### WRITTEN TASK
Restate the whole listing exactly.

──────────

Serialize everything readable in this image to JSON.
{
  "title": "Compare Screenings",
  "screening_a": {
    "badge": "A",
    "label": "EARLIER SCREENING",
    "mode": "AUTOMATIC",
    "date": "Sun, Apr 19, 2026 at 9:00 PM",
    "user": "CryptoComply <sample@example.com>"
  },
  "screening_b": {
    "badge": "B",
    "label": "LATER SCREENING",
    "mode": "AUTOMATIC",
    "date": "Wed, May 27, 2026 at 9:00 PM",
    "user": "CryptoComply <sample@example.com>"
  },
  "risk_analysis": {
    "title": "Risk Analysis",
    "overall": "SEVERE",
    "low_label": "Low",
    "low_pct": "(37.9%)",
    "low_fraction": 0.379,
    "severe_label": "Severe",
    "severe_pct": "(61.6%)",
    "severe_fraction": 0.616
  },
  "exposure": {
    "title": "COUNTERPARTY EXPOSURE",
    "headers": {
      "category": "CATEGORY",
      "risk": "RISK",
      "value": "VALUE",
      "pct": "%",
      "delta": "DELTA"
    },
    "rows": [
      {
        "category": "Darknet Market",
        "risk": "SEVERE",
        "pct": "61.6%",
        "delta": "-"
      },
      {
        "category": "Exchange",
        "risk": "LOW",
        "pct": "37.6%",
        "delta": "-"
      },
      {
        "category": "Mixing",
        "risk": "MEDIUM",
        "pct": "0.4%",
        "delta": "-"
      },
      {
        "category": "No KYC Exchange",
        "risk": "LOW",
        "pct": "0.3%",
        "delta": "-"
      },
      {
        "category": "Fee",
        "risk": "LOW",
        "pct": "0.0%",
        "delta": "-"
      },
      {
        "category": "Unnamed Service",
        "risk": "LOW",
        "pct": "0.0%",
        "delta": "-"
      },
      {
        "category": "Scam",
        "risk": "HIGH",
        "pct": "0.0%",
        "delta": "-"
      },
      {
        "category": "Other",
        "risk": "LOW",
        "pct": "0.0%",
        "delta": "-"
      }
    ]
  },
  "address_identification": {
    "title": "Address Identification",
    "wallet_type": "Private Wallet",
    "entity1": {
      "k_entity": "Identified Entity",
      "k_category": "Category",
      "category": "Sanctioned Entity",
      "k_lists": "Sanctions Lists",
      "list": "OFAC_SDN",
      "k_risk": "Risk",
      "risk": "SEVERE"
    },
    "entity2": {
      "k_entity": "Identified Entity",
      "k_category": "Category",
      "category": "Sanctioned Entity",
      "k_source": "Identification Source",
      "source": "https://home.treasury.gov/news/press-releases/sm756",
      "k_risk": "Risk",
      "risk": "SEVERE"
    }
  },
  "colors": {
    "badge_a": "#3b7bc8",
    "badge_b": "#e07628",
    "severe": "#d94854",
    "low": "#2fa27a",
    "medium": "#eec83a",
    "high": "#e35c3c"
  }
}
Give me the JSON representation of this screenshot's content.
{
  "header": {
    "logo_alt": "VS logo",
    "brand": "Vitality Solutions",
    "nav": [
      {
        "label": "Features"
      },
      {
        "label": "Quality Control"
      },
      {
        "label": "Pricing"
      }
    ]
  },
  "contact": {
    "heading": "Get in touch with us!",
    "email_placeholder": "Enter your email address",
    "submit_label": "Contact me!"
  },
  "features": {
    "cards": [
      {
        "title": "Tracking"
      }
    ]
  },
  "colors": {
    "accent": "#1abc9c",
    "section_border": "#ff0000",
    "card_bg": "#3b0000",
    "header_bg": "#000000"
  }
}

──────────

### THE ANSWER
Serialize everything readable in this image to JSON.
{
  "title": "Compare Screenings",
  "screening_a": {
    "badge": "A",
    "label": "EARLIER SCREENING",
    "mode": "AUTOMATIC",
    "date": "Sun, Apr 19, 2026 at 9:00 PM",
    "user": "CryptoComply <sample@example.com>"
  },
  "screening_b": {
    "badge": "B",
    "label": "LATER SCREENING",
    "mode": "AUTOMATIC",
    "date": "Wed, May 27, 2026 at 9:00 PM",
    "user": "CryptoComply <sample@example.com>"
  },
  "risk_analysis": {
    "title": "Risk Analysis",
    "overall": "SEVERE",
    "low_label": "Low",
    "low_pct": "(37.9%)",
    "low_fraction": 0.379,
    "severe_label": "Severe",
    "severe_pct": "(61.6%)",
    "severe_fraction": 0.616
  },
  "exposure": {
    "title": "COUNTERPARTY EXPOSURE",
    "headers": {
      "category": "CATEGORY",
      "risk": "RISK",
      "value": "VALUE",
      "pct": "%",
      "delta": "DELTA"
    },
    "rows": [
      {
        "category": "Darknet Market",
        "risk": "SEVERE",
        "pct": "61.6%",
        "delta": "-"
      },
      {
        "category": "Exchange",
        "risk": "LOW",
        "pct": "37.6%",
        "delta": "-"
      },
      {
        "category": "Mixing",
        "risk": "MEDIUM",
        "pct": "0.4%",
        "delta": "-"
      },
      {
        "category": "No KYC Exchange",
        "risk": "LOW",
        "pct": "0.3%",
        "delta": "-"
      },
      {
        "category": "Fee",
        "risk": "LOW",
        "pct": "0.0%",
        "delta": "-"
      },
      {
        "category": "Unnamed Service",
        "risk": "LOW",
        "pct": "0.0%",
        "delta": "-"
      },
      {
        "category": "Scam",
        "risk": "HIGH",
        "pct": "0.0%",
        "delta": "-"
      },
      {
        "category": "Other",
        "risk": "LOW",
        "pct": "0.0%",
        "delta": "-"
      }
    ]
  },
  "address_identification": {
    "title": "Address Identification",
    "wallet_type": "Private Wallet",
    "entity1": {
      "k_entity": "Identified Entity",
      "k_category": "Category",
      "category": "Sanctioned Entity",
      "k_lists": "Sanctions Lists",
      "list": "OFAC_SDN",
      "k_risk": "Risk",
      "risk": "SEVERE"
    },
    "entity2": {
      "k_entity": "Identified Entity",
      "k_category": "Category",
      "category": "Sanctioned Entity",
      "k_source": "Identification Source",
      "source": "https://home.treasury.gov/news/press-releases/sm756",
      "k_risk": "Risk",
      "risk": "SEVERE"
    }
  },
  "colors": {
    "badge_a": "#3b7bc8",
    "badge_b": "#e07628",
    "severe": "#d94854",
    "low": "#2fa27a",
    "medium": "#eec83a",
    "high": "#e35c3c"
  }
}
Give me the JSON representation of this screenshot's content.
{
  "header": {
    "logo_alt": "VS logo",
    "brand": "Vitality Solutions",
    "nav": [
      {
        "label": "Features"
      },
      {
        "label": "Quality Control"
      },
      {
        "label": "Pricing"
      }
    ]
  },
  "contact": {
    "heading": "Get in touch with us!",
    "email_placeholder": "Enter your email address",
    "submit_label": "Contact me!"
  },
  "features": {
    "cards": [
      {
        "title": "Tracking"
      }
    ]
  },
  "colors": {
    "accent": "#1abc9c",
    "section_border": "#ff0000",
    "card_bg": "#3b0000",
    "header_bg": "#000000"
  }
}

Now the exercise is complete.